Where the data below has the string "JSON", return the whole line.

— start —

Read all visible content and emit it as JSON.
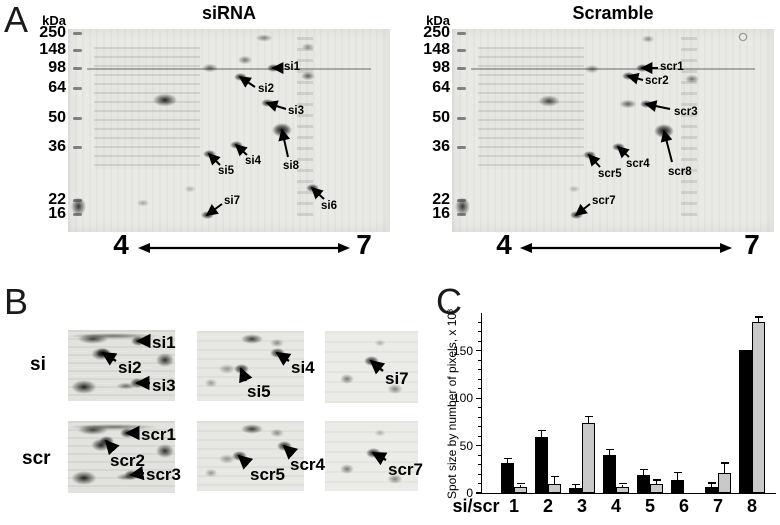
{
  "panelA": {
    "letter": "A",
    "gels": [
      {
        "title": "siRNA",
        "unit": "kDa",
        "ph_left": "4",
        "ph_right": "7",
        "markers": [
          {
            "label": "250",
            "y": 4
          },
          {
            "label": "148",
            "y": 21
          },
          {
            "label": "98",
            "y": 39
          },
          {
            "label": "64",
            "y": 59
          },
          {
            "label": "50",
            "y": 89
          },
          {
            "label": "36",
            "y": 118
          },
          {
            "label": "22",
            "y": 171
          },
          {
            "label": "16",
            "y": 185
          }
        ],
        "annotations": [
          {
            "label": "si1",
            "l": [
              216,
              33
            ],
            "a": [
              214,
              39
            ],
            "t": [
              205,
              39
            ]
          },
          {
            "label": "si2",
            "l": [
              190,
              55
            ],
            "a": [
              187,
              58
            ],
            "t": [
              172,
              48
            ]
          },
          {
            "label": "si3",
            "l": [
              220,
              77
            ],
            "a": [
              218,
              80
            ],
            "t": [
              199,
              74
            ]
          },
          {
            "label": "si4",
            "l": [
              177,
              127
            ],
            "a": [
              179,
              126
            ],
            "t": [
              168,
              116
            ]
          },
          {
            "label": "si5",
            "l": [
              150,
              137
            ],
            "a": [
              152,
              136
            ],
            "t": [
              141,
              125
            ]
          },
          {
            "label": "si8",
            "l": [
              215,
              132
            ],
            "a": [
              220,
              128
            ],
            "t": [
              214,
              101
            ],
            "big": true
          },
          {
            "label": "si7",
            "l": [
              156,
              167
            ],
            "a": [
              154,
              175
            ],
            "t": [
              139,
              186
            ]
          },
          {
            "label": "si6",
            "l": [
              253,
              172
            ],
            "a": [
              256,
              170
            ],
            "t": [
              244,
              159
            ]
          }
        ]
      },
      {
        "title": "Scramble",
        "unit": "kDa",
        "ph_left": "4",
        "ph_right": "7",
        "markers": [
          {
            "label": "250",
            "y": 4
          },
          {
            "label": "148",
            "y": 21
          },
          {
            "label": "98",
            "y": 39
          },
          {
            "label": "64",
            "y": 59
          },
          {
            "label": "50",
            "y": 89
          },
          {
            "label": "36",
            "y": 118
          },
          {
            "label": "22",
            "y": 171
          },
          {
            "label": "16",
            "y": 185
          }
        ],
        "annotations": [
          {
            "label": "scr1",
            "l": [
              208,
              33
            ],
            "a": [
              206,
              39
            ],
            "t": [
              190,
              39
            ]
          },
          {
            "label": "scr2",
            "l": [
              193,
              47
            ],
            "a": [
              191,
              51
            ],
            "t": [
              176,
              47
            ]
          },
          {
            "label": "scr3",
            "l": [
              222,
              78
            ],
            "a": [
              218,
              80
            ],
            "t": [
              194,
              75
            ]
          },
          {
            "label": "scr4",
            "l": [
              174,
              130
            ],
            "a": [
              177,
              128
            ],
            "t": [
              166,
              118
            ]
          },
          {
            "label": "scr5",
            "l": [
              146,
              140
            ],
            "a": [
              148,
              138
            ],
            "t": [
              137,
              126
            ]
          },
          {
            "label": "scr8",
            "l": [
              216,
              138
            ],
            "a": [
              220,
              133
            ],
            "t": [
              212,
              102
            ],
            "big": true
          },
          {
            "label": "scr7",
            "l": [
              140,
              167
            ],
            "a": [
              138,
              175
            ],
            "t": [
              124,
              186
            ]
          }
        ]
      }
    ]
  },
  "panelB": {
    "letter": "B",
    "rows": [
      {
        "label": "si",
        "crops": [
          {
            "annotations": [
              {
                "label": "si1",
                "l": [
                  84,
                  4
                ],
                "a": [
                  82,
                  11
                ],
                "t": [
                  70,
                  11
                ]
              },
              {
                "label": "si2",
                "l": [
                  50,
                  29
                ],
                "a": [
                  48,
                  31
                ],
                "t": [
                  35,
                  23
                ]
              },
              {
                "label": "si3",
                "l": [
                  84,
                  47
                ],
                "a": [
                  82,
                  53
                ],
                "t": [
                  69,
                  53
                ]
              }
            ]
          },
          {
            "annotations": [
              {
                "label": "si4",
                "l": [
                  94,
                  28
                ],
                "a": [
                  92,
                  30
                ],
                "t": [
                  80,
                  22
                ]
              },
              {
                "label": "si5",
                "l": [
                  50,
                  52
                ],
                "a": [
                  49,
                  50
                ],
                "t": [
                  44,
                  38
                ]
              }
            ]
          },
          {
            "annotations": [
              {
                "label": "si7",
                "l": [
                  60,
                  39
                ],
                "a": [
                  58,
                  40
                ],
                "t": [
                  46,
                  30
                ]
              }
            ]
          }
        ]
      },
      {
        "label": "scr",
        "crops": [
          {
            "annotations": [
              {
                "label": "scr1",
                "l": [
                  73,
                  5
                ],
                "a": [
                  71,
                  12
                ],
                "t": [
                  59,
                  12
                ]
              },
              {
                "label": "scr2",
                "l": [
                  42,
                  31
                ],
                "a": [
                  46,
                  29
                ],
                "t": [
                  38,
                  20
                ]
              },
              {
                "label": "scr3",
                "l": [
                  78,
                  45
                ],
                "a": [
                  76,
                  52
                ],
                "t": [
                  63,
                  54
                ]
              }
            ]
          },
          {
            "annotations": [
              {
                "label": "scr4",
                "l": [
                  93,
                  35
                ],
                "a": [
                  96,
                  33
                ],
                "t": [
                  87,
                  25
                ]
              },
              {
                "label": "scr5",
                "l": [
                  53,
                  45
                ],
                "a": [
                  51,
                  43
                ],
                "t": [
                  42,
                  35
                ]
              }
            ]
          },
          {
            "annotations": [
              {
                "label": "scr7",
                "l": [
                  63,
                  40
                ],
                "a": [
                  61,
                  39
                ],
                "t": [
                  48,
                  32
                ]
              }
            ]
          }
        ]
      }
    ]
  },
  "panelC": {
    "letter": "C"
  },
  "chart_data": {
    "type": "bar",
    "title": "",
    "ylabel": "Spot size by number of pixels, x 10³",
    "x_prefix": "si/scr",
    "categories": [
      "1",
      "2",
      "3",
      "4",
      "5",
      "6",
      "7",
      "8"
    ],
    "series": [
      {
        "name": "si",
        "color": "#000000",
        "values": [
          32,
          59,
          5,
          40,
          19,
          14,
          6,
          151
        ],
        "errors": [
          4,
          6,
          3,
          5,
          5,
          7,
          4,
          0
        ]
      },
      {
        "name": "scr",
        "color": "#c9c9c9",
        "values": [
          6,
          10,
          74,
          6,
          9,
          0,
          21,
          181
        ],
        "errors": [
          3,
          7,
          6,
          3,
          4,
          0,
          10,
          4
        ]
      }
    ],
    "ylim": [
      0,
      190
    ],
    "yticks": [
      0,
      50,
      100,
      150
    ],
    "minor_tick_step": 10,
    "grid": false,
    "legend": "none"
  }
}
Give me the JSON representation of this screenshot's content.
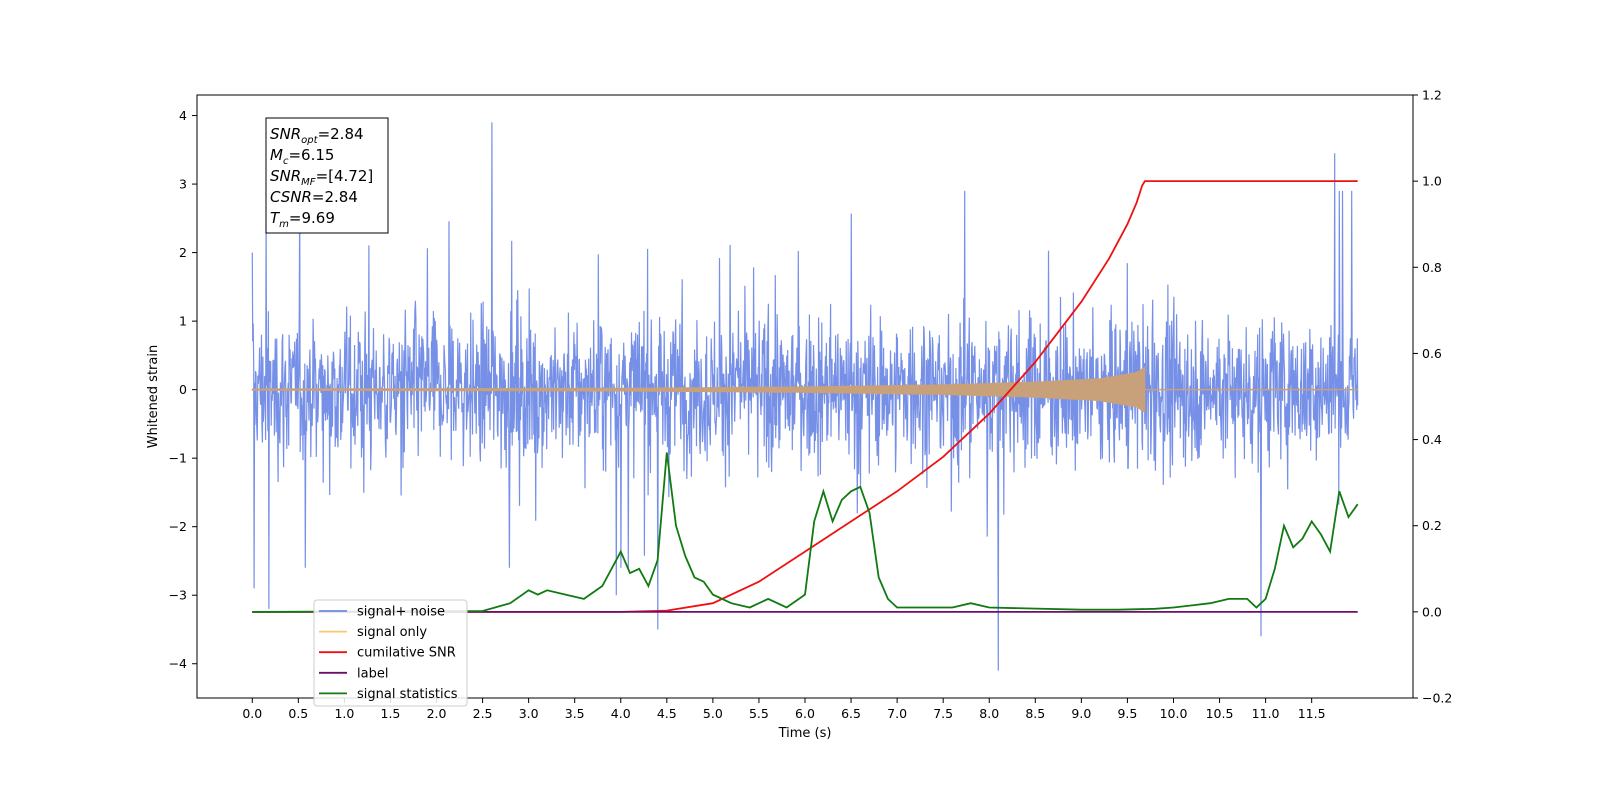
{
  "chart_data": {
    "type": "line",
    "xlabel": "Time (s)",
    "ylabel": "Whitened strain",
    "xlim": [
      -0.6,
      12.6
    ],
    "ylim": [
      -4.5,
      4.3
    ],
    "y2lim": [
      -0.2,
      1.2
    ],
    "x_ticks": [
      "0.0",
      "0.5",
      "1.0",
      "1.5",
      "2.0",
      "2.5",
      "3.0",
      "3.5",
      "4.0",
      "4.5",
      "5.0",
      "5.5",
      "6.0",
      "6.5",
      "7.0",
      "7.5",
      "8.0",
      "8.5",
      "9.0",
      "9.5",
      "10.0",
      "10.5",
      "11.0",
      "11.5"
    ],
    "y_ticks": [
      "4",
      "3",
      "2",
      "1",
      "0",
      "−1",
      "−2",
      "−3",
      "−4"
    ],
    "y2_ticks": [
      "1.2",
      "1.0",
      "0.8",
      "0.6",
      "0.4",
      "0.2",
      "0.0",
      "−0.2"
    ],
    "legend_position": "lower-left",
    "legend": [
      {
        "label": "signal+ noise",
        "color": "#6f8ae6"
      },
      {
        "label": "signal only",
        "color": "#ffc56e"
      },
      {
        "label": "cumilative SNR",
        "color": "#ee1111"
      },
      {
        "label": "label",
        "color": "#6b0f6b"
      },
      {
        "label": "signal statistics",
        "color": "#117a11"
      }
    ],
    "annotation": {
      "lines": [
        {
          "base": "SNR",
          "sub": "opt",
          "value": "=2.84"
        },
        {
          "base": "M",
          "sub": "c",
          "value": "=6.15"
        },
        {
          "base": "SNR",
          "sub": "MF",
          "value": "=[4.72]"
        },
        {
          "base": "CSNR",
          "sub": "",
          "value": "=2.84"
        },
        {
          "base": "T",
          "sub": "m",
          "value": "=9.69"
        }
      ]
    },
    "series": [
      {
        "name": "signal+ noise",
        "color": "#6f8ae6",
        "x_range": [
          0.0,
          12.0
        ],
        "typical_range": [
          -1.7,
          1.9
        ],
        "spikes": [
          {
            "x": 0.0,
            "y": 2.0
          },
          {
            "x": 0.15,
            "y": 2.6
          },
          {
            "x": 0.02,
            "y": -2.9
          },
          {
            "x": 0.18,
            "y": -3.2
          },
          {
            "x": 2.6,
            "y": 3.9
          },
          {
            "x": 3.95,
            "y": -3.0
          },
          {
            "x": 4.4,
            "y": -3.5
          },
          {
            "x": 8.1,
            "y": -4.1
          },
          {
            "x": 10.95,
            "y": -3.6
          },
          {
            "x": 11.75,
            "y": 3.45
          },
          {
            "x": 11.8,
            "y": 2.9
          }
        ]
      },
      {
        "name": "signal only",
        "color": "#c8a07a",
        "envelope": [
          [
            0.0,
            0.01
          ],
          [
            4.0,
            0.02
          ],
          [
            6.0,
            0.04
          ],
          [
            7.5,
            0.07
          ],
          [
            8.5,
            0.11
          ],
          [
            9.2,
            0.16
          ],
          [
            9.6,
            0.25
          ],
          [
            9.69,
            0.33
          ]
        ],
        "end": 9.69
      },
      {
        "name": "cumilative SNR",
        "color": "#ee1111",
        "axis": "right",
        "x": [
          0.0,
          4.0,
          4.5,
          5.0,
          5.5,
          6.0,
          6.5,
          7.0,
          7.5,
          8.0,
          8.5,
          9.0,
          9.3,
          9.5,
          9.6,
          9.66,
          9.69,
          12.0
        ],
        "y": [
          0.0,
          0.0,
          0.003,
          0.02,
          0.07,
          0.14,
          0.21,
          0.28,
          0.36,
          0.46,
          0.58,
          0.72,
          0.82,
          0.9,
          0.95,
          0.99,
          1.0,
          1.0
        ]
      },
      {
        "name": "label",
        "color": "#6b0f6b",
        "axis": "right",
        "x": [
          0.0,
          12.0
        ],
        "y": [
          0.0,
          0.0
        ]
      },
      {
        "name": "signal statistics",
        "color": "#117a11",
        "axis": "right",
        "x": [
          0.0,
          2.5,
          2.8,
          3.0,
          3.1,
          3.2,
          3.4,
          3.6,
          3.8,
          4.0,
          4.1,
          4.2,
          4.3,
          4.4,
          4.5,
          4.6,
          4.7,
          4.8,
          4.9,
          5.0,
          5.2,
          5.4,
          5.6,
          5.8,
          6.0,
          6.1,
          6.2,
          6.3,
          6.4,
          6.5,
          6.6,
          6.7,
          6.8,
          6.9,
          7.0,
          7.2,
          7.6,
          7.8,
          8.0,
          8.4,
          9.0,
          9.4,
          9.8,
          10.0,
          10.2,
          10.4,
          10.6,
          10.8,
          10.9,
          11.0,
          11.1,
          11.2,
          11.3,
          11.4,
          11.5,
          11.6,
          11.7,
          11.8,
          11.9,
          12.0
        ],
        "y": [
          0.0,
          0.002,
          0.02,
          0.05,
          0.04,
          0.05,
          0.04,
          0.03,
          0.06,
          0.14,
          0.09,
          0.1,
          0.06,
          0.12,
          0.37,
          0.2,
          0.13,
          0.08,
          0.07,
          0.04,
          0.02,
          0.01,
          0.03,
          0.01,
          0.04,
          0.21,
          0.28,
          0.21,
          0.26,
          0.28,
          0.29,
          0.23,
          0.08,
          0.03,
          0.01,
          0.01,
          0.01,
          0.02,
          0.01,
          0.008,
          0.005,
          0.005,
          0.007,
          0.01,
          0.015,
          0.02,
          0.03,
          0.03,
          0.01,
          0.03,
          0.1,
          0.2,
          0.15,
          0.17,
          0.21,
          0.18,
          0.14,
          0.28,
          0.22,
          0.25
        ]
      }
    ]
  }
}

— end —

■ **CORRECT ANSWER**
Read all visible content and emit it as JSON.
Give me the JSON representation of this screenshot's content.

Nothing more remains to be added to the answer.